• _给定文本_:
兼带生成测试集以及验证集混淆矩阵的代码,将confusion_matrix值设置为True即生成混淆矩阵False为识别文件夹中的所有图片

img_size = 48
confusion_matrix = False
emotion_labels = ['angry', 'disgust:', 'fear', 'happy', 'sad', 'surprise', 'neutral']
num_class = len(emotion_labels)


def prodece_confusion_matrix(images_, total_num_):
    results = np.array([0]*num_class)
    total = []
    for imgs_ in images_:
        for img_ in imgs_:
            results[np.argmax(predict_emotion(img_))] += 1
        print(results, np.around(results/len(imgs_), decimals=3))
        total.append(results)
        results = np.array([0]*num_class)
    sum = 0
    for i_ in range(num_class):
        sum += total[i_][i_]
    print('acc: {:.3f} %'.format(sum*100./total_num_))

• _数据条目_:
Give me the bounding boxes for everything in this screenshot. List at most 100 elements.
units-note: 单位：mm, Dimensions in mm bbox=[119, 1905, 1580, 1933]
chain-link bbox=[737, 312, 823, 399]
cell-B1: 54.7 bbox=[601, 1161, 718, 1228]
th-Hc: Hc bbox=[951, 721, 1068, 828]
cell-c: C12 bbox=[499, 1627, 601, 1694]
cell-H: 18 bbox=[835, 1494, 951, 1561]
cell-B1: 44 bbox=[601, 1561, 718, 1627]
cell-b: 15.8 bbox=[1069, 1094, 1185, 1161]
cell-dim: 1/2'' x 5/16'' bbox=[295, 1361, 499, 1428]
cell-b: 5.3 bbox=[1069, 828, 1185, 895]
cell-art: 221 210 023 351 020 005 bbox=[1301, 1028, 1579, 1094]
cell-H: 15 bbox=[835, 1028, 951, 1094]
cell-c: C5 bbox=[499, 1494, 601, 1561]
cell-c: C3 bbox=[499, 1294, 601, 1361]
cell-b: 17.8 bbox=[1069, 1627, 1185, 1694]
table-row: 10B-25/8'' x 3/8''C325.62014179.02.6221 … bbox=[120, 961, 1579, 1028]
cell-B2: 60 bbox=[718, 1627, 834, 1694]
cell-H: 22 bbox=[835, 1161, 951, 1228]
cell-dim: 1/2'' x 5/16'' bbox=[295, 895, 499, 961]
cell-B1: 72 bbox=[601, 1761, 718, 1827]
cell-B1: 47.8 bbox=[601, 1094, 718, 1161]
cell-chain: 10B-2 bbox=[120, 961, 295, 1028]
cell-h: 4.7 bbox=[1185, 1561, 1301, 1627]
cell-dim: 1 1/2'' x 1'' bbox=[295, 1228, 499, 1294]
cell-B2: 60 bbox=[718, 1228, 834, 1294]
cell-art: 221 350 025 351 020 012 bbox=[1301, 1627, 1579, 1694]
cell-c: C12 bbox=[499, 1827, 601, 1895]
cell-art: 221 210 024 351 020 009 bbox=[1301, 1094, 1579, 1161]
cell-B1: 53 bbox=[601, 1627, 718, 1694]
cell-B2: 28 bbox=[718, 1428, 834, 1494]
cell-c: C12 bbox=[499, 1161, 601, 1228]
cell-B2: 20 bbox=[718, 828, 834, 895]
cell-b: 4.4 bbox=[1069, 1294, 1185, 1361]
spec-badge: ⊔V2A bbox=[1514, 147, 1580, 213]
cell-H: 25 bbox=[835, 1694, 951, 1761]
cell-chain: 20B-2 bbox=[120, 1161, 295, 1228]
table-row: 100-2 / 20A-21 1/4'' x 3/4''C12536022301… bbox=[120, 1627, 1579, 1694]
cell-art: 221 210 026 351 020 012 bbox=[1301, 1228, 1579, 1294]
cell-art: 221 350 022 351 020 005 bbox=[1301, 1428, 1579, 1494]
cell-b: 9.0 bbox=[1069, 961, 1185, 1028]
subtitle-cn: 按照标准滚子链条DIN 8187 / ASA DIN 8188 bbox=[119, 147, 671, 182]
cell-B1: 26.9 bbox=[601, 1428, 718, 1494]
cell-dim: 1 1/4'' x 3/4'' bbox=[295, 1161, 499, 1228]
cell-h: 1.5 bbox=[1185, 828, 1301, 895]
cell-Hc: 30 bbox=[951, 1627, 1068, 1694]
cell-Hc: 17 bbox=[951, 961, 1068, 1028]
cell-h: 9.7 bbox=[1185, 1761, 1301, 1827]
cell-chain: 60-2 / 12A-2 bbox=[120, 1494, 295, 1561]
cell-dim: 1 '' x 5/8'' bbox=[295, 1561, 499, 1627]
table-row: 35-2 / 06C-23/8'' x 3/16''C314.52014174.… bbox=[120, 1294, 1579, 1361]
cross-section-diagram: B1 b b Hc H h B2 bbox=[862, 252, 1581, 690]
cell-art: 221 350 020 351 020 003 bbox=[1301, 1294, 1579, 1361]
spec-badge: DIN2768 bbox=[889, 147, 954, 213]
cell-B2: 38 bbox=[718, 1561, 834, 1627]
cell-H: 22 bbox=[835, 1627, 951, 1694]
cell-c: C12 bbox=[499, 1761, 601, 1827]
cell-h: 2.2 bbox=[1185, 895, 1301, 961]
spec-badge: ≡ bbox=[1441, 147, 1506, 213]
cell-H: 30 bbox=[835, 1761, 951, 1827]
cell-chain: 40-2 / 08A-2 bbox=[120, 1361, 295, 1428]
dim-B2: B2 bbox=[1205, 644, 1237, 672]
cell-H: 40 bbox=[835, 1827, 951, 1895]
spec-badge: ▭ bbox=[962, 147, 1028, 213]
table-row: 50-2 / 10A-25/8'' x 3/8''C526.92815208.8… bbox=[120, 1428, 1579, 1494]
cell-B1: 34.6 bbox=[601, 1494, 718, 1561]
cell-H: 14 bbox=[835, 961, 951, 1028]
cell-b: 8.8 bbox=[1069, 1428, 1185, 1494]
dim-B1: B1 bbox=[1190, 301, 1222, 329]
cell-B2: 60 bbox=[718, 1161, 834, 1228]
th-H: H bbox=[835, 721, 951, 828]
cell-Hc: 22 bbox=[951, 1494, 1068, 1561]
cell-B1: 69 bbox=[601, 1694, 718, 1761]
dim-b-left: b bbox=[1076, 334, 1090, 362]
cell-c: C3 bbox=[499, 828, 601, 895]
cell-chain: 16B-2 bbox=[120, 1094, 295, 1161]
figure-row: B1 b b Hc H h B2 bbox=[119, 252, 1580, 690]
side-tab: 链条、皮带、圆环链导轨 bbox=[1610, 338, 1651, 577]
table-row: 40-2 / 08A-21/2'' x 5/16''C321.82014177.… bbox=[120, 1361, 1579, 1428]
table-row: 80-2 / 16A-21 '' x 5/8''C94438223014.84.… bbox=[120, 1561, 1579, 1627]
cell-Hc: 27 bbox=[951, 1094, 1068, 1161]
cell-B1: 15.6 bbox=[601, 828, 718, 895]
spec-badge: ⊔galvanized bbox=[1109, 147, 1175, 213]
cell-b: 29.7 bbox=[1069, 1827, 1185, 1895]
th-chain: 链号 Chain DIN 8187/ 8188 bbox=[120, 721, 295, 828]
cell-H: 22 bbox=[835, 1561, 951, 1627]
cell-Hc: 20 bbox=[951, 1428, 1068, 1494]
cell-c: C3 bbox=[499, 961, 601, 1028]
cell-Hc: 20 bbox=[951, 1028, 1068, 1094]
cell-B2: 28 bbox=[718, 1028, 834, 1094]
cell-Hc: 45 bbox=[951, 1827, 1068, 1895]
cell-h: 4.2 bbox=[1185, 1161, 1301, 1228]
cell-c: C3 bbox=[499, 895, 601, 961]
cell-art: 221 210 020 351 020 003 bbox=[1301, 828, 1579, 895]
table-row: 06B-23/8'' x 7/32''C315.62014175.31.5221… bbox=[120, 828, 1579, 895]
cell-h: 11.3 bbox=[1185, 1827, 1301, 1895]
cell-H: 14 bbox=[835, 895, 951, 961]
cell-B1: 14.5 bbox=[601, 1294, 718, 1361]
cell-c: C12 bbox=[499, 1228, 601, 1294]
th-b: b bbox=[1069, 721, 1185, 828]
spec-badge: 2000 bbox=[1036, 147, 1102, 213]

• _书面练习 1_:
根据给定文本，把 confusion_matrix 设为 False 时，代码会做什么？
• _书面练习 2_:
请照原样复制记录中的一段：从记录第一行起，到包含"cell-b: 15.8 bbox=[1069, 1094, 1185, 1161]"的那一行止，首尾两行都要包括。
给定文本与记录彼此独立，互不相关。

• _答案 1_:
识别文件夹中的所有图片。

• _答案 2_:
Give me the bounding boxes for everything in this screenshot. List at most 100 elements.
units-note: 单位：mm, Dimensions in mm bbox=[119, 1905, 1580, 1933]
chain-link bbox=[737, 312, 823, 399]
cell-B1: 54.7 bbox=[601, 1161, 718, 1228]
th-Hc: Hc bbox=[951, 721, 1068, 828]
cell-c: C12 bbox=[499, 1627, 601, 1694]
cell-H: 18 bbox=[835, 1494, 951, 1561]
cell-B1: 44 bbox=[601, 1561, 718, 1627]
cell-b: 15.8 bbox=[1069, 1094, 1185, 1161]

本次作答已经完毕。